== Data ==

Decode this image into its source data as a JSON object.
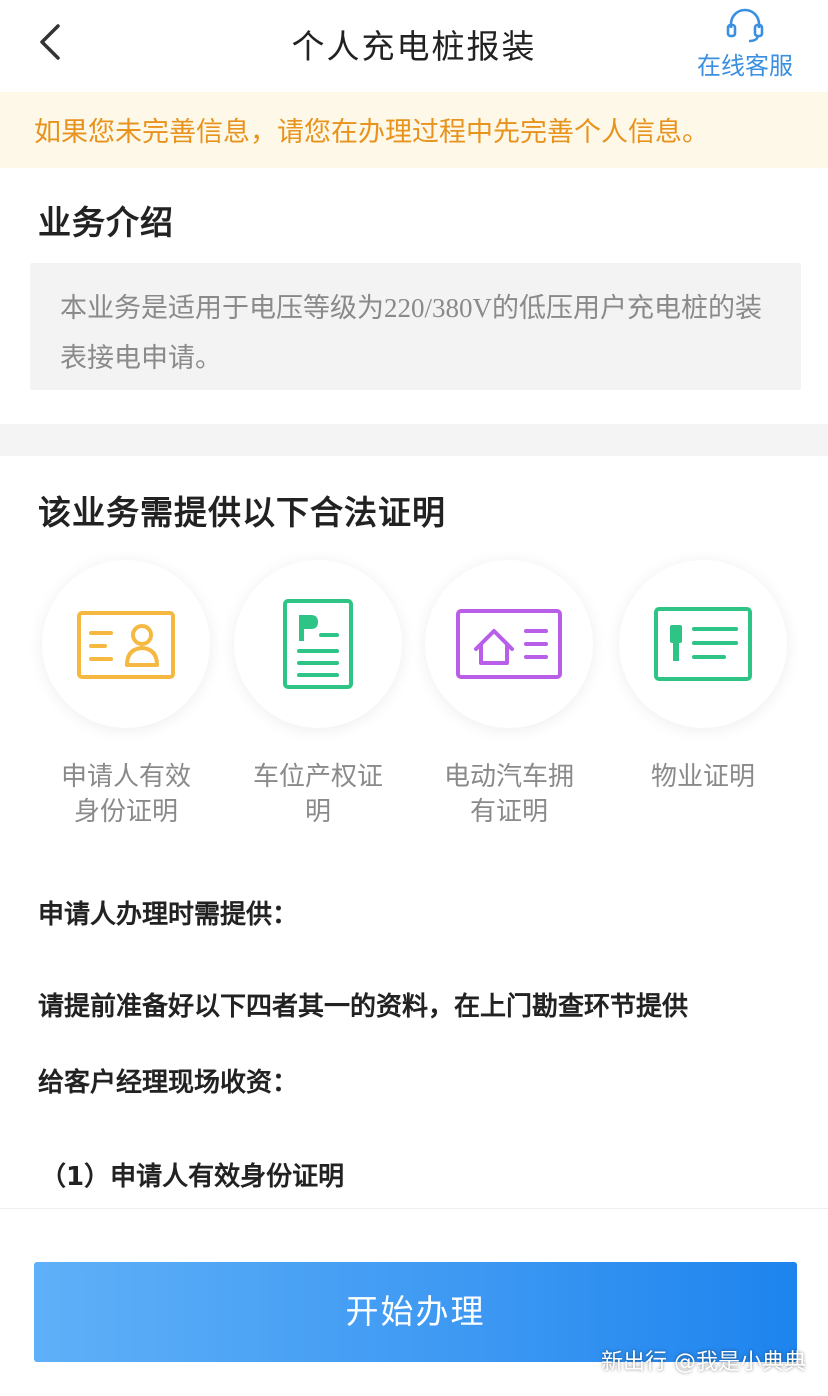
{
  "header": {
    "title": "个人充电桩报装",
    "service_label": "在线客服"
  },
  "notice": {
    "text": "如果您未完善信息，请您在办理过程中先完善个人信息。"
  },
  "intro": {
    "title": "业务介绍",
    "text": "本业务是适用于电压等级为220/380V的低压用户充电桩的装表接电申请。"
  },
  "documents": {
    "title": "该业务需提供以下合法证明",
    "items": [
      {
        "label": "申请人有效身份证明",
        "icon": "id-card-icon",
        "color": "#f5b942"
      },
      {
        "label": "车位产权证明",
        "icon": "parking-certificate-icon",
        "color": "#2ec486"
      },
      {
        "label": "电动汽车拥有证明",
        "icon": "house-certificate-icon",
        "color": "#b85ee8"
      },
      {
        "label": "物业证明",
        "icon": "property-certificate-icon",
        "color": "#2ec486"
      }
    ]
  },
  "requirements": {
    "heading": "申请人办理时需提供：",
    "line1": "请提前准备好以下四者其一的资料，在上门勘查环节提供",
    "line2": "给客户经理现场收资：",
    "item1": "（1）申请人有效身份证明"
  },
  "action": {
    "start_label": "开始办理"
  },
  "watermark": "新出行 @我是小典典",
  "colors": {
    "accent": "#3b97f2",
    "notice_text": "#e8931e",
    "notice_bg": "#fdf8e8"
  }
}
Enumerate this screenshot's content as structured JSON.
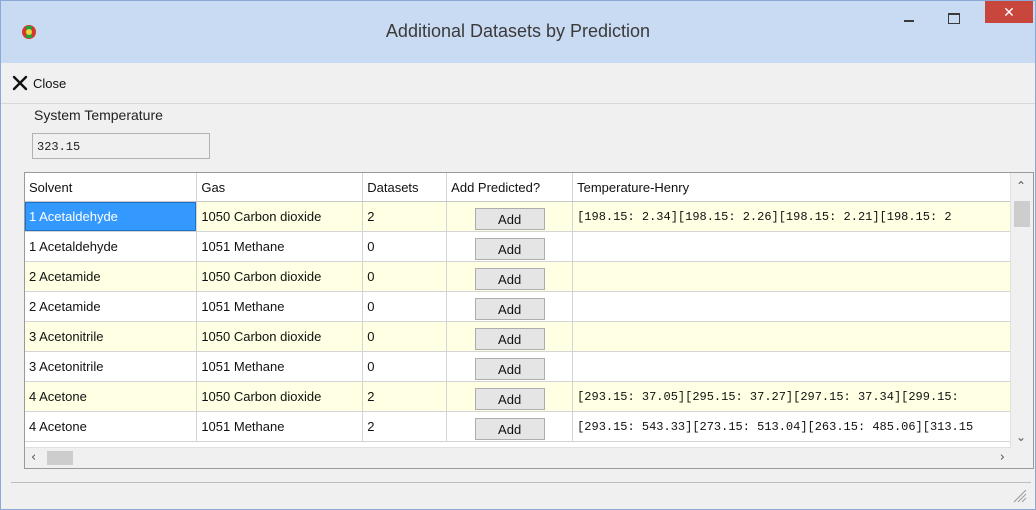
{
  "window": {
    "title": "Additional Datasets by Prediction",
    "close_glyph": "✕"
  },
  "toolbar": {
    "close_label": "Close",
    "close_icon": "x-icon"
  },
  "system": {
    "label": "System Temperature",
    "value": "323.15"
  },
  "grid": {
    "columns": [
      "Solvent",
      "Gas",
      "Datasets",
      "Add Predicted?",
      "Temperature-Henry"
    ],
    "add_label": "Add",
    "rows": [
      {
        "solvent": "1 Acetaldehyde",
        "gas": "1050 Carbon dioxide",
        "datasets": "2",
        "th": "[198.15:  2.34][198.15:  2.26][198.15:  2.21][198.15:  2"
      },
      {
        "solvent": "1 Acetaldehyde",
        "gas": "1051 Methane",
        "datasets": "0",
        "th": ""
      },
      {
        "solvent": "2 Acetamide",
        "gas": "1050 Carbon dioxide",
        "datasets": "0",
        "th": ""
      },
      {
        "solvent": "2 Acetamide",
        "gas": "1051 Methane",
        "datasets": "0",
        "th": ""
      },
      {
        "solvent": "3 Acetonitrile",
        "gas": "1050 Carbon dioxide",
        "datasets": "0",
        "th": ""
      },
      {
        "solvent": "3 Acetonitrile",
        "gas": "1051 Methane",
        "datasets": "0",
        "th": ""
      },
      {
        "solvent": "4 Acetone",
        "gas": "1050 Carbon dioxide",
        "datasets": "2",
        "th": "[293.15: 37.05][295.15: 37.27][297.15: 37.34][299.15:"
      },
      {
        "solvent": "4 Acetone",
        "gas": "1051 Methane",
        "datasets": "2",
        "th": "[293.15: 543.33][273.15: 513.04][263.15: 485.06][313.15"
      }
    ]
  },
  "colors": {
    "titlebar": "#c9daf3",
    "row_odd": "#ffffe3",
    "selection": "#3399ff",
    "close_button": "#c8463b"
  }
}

===

Copy the entries exactly. Leave out the images.

• Exercise output:
Decode this image into its source data as a JSON object.
{
  "header": {
    "title": "个人充电桩报装",
    "service_label": "在线客服"
  },
  "notice": {
    "text": "如果您未完善信息，请您在办理过程中先完善个人信息。"
  },
  "intro": {
    "title": "业务介绍",
    "text": "本业务是适用于电压等级为220/380V的低压用户充电桩的装表接电申请。"
  },
  "documents": {
    "title": "该业务需提供以下合法证明",
    "items": [
      {
        "label": "申请人有效身份证明",
        "icon": "id-card-icon",
        "color": "#f5b942"
      },
      {
        "label": "车位产权证明",
        "icon": "parking-certificate-icon",
        "color": "#2ec486"
      },
      {
        "label": "电动汽车拥有证明",
        "icon": "house-certificate-icon",
        "color": "#b85ee8"
      },
      {
        "label": "物业证明",
        "icon": "property-certificate-icon",
        "color": "#2ec486"
      }
    ]
  },
  "requirements": {
    "heading": "申请人办理时需提供：",
    "line1": "请提前准备好以下四者其一的资料，在上门勘查环节提供",
    "line2": "给客户经理现场收资：",
    "item1": "（1）申请人有效身份证明"
  },
  "action": {
    "start_label": "开始办理"
  },
  "watermark": "新出行 @我是小典典",
  "colors": {
    "accent": "#3b97f2",
    "notice_text": "#e8931e",
    "notice_bg": "#fdf8e8"
  }
}
Enumerate this screenshot's content as structured JSON.
{
  "window": {
    "title": "Additional Datasets by Prediction",
    "close_glyph": "✕"
  },
  "toolbar": {
    "close_label": "Close",
    "close_icon": "x-icon"
  },
  "system": {
    "label": "System Temperature",
    "value": "323.15"
  },
  "grid": {
    "columns": [
      "Solvent",
      "Gas",
      "Datasets",
      "Add Predicted?",
      "Temperature-Henry"
    ],
    "add_label": "Add",
    "rows": [
      {
        "solvent": "1 Acetaldehyde",
        "gas": "1050 Carbon dioxide",
        "datasets": "2",
        "th": "[198.15:  2.34][198.15:  2.26][198.15:  2.21][198.15:  2"
      },
      {
        "solvent": "1 Acetaldehyde",
        "gas": "1051 Methane",
        "datasets": "0",
        "th": ""
      },
      {
        "solvent": "2 Acetamide",
        "gas": "1050 Carbon dioxide",
        "datasets": "0",
        "th": ""
      },
      {
        "solvent": "2 Acetamide",
        "gas": "1051 Methane",
        "datasets": "0",
        "th": ""
      },
      {
        "solvent": "3 Acetonitrile",
        "gas": "1050 Carbon dioxide",
        "datasets": "0",
        "th": ""
      },
      {
        "solvent": "3 Acetonitrile",
        "gas": "1051 Methane",
        "datasets": "0",
        "th": ""
      },
      {
        "solvent": "4 Acetone",
        "gas": "1050 Carbon dioxide",
        "datasets": "2",
        "th": "[293.15: 37.05][295.15: 37.27][297.15: 37.34][299.15:"
      },
      {
        "solvent": "4 Acetone",
        "gas": "1051 Methane",
        "datasets": "2",
        "th": "[293.15: 543.33][273.15: 513.04][263.15: 485.06][313.15"
      }
    ]
  },
  "colors": {
    "titlebar": "#c9daf3",
    "row_odd": "#ffffe3",
    "selection": "#3399ff",
    "close_button": "#c8463b"
  }
}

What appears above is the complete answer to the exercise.